Restate each line word for word. Leave out every picture.
[start]
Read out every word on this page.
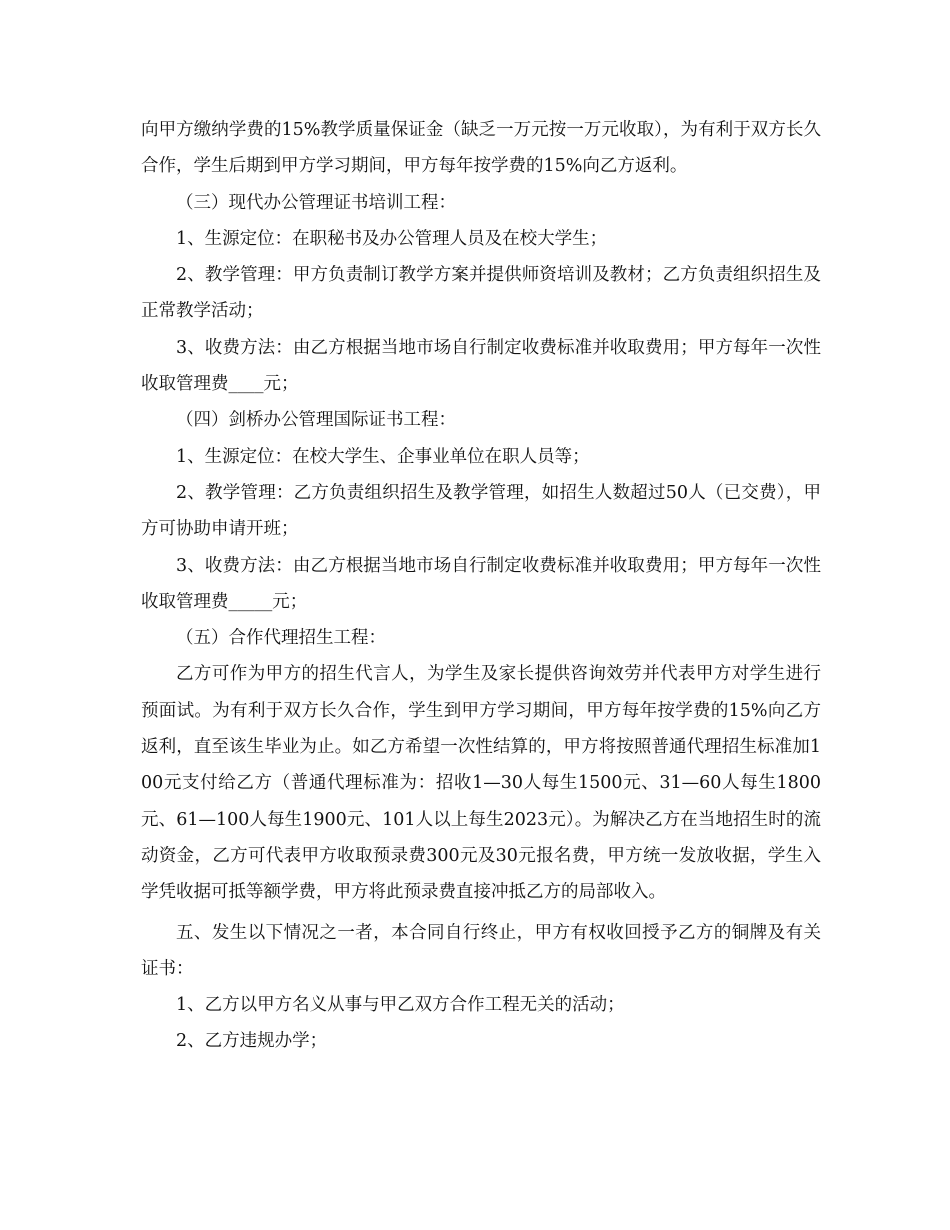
向甲方缴纳学费的15%教学质量保证金（缺乏一万元按一万元收取），为有利于双方长久合作，学生后期到甲方学习期间，甲方每年按学费的15%向乙方返利。

（三）现代办公管理证书培训工程：

1、生源定位：在职秘书及办公管理人员及在校大学生；

2、教学管理：甲方负责制订教学方案并提供师资培训及教材；乙方负责组织招生及正常教学活动；

3、收费方法：由乙方根据当地市场自行制定收费标准并收取费用；甲方每年一次性收取管理费____元；

（四）剑桥办公管理国际证书工程：

1、生源定位：在校大学生、企事业单位在职人员等；

2、教学管理：乙方负责组织招生及教学管理，如招生人数超过50人（已交费），甲方可协助申请开班；

3、收费方法：由乙方根据当地市场自行制定收费标准并收取费用；甲方每年一次性收取管理费_____元；

（五）合作代理招生工程：

乙方可作为甲方的招生代言人，为学生及家长提供咨询效劳并代表甲方对学生进行预面试。为有利于双方长久合作，学生到甲方学习期间，甲方每年按学费的15%向乙方返利，直至该生毕业为止。如乙方希望一次性结算的，甲方将按照普通代理招生标准加100元支付给乙方（普通代理标准为：招收1—30人每生1500元、31—60人每生1800元、61—100人每生1900元、101人以上每生2023元）。为解决乙方在当地招生时的流动资金，乙方可代表甲方收取预录费300元及30元报名费，甲方统一发放收据，学生入学凭收据可抵等额学费，甲方将此预录费直接冲抵乙方的局部收入。

五、发生以下情况之一者，本合同自行终止，甲方有权收回授予乙方的铜牌及有关证书：

1、乙方以甲方名义从事与甲乙双方合作工程无关的活动；

2、乙方违规办学；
[end]
— Correct answer —
Read out every word on this page.
向甲方缴纳学费的15%教学质量保证金（缺乏一万元按一万元收取），为有利于双方长久合作，学生后期到甲方学习期间，甲方每年按学费的15%向乙方返利。

（三）现代办公管理证书培训工程：

1、生源定位：在职秘书及办公管理人员及在校大学生；

2、教学管理：甲方负责制订教学方案并提供师资培训及教材；乙方负责组织招生及正常教学活动；

3、收费方法：由乙方根据当地市场自行制定收费标准并收取费用；甲方每年一次性收取管理费____元；

（四）剑桥办公管理国际证书工程：

1、生源定位：在校大学生、企事业单位在职人员等；

2、教学管理：乙方负责组织招生及教学管理，如招生人数超过50人（已交费），甲方可协助申请开班；

3、收费方法：由乙方根据当地市场自行制定收费标准并收取费用；甲方每年一次性收取管理费_____元；

（五）合作代理招生工程：

乙方可作为甲方的招生代言人，为学生及家长提供咨询效劳并代表甲方对学生进行预面试。为有利于双方长久合作，学生到甲方学习期间，甲方每年按学费的15%向乙方返利，直至该生毕业为止。如乙方希望一次性结算的，甲方将按照普通代理招生标准加100元支付给乙方（普通代理标准为：招收1—30人每生1500元、31—60人每生1800元、61—100人每生1900元、101人以上每生2023元）。为解决乙方在当地招生时的流动资金，乙方可代表甲方收取预录费300元及30元报名费，甲方统一发放收据，学生入学凭收据可抵等额学费，甲方将此预录费直接冲抵乙方的局部收入。

五、发生以下情况之一者，本合同自行终止，甲方有权收回授予乙方的铜牌及有关证书：

1、乙方以甲方名义从事与甲乙双方合作工程无关的活动；

2、乙方违规办学；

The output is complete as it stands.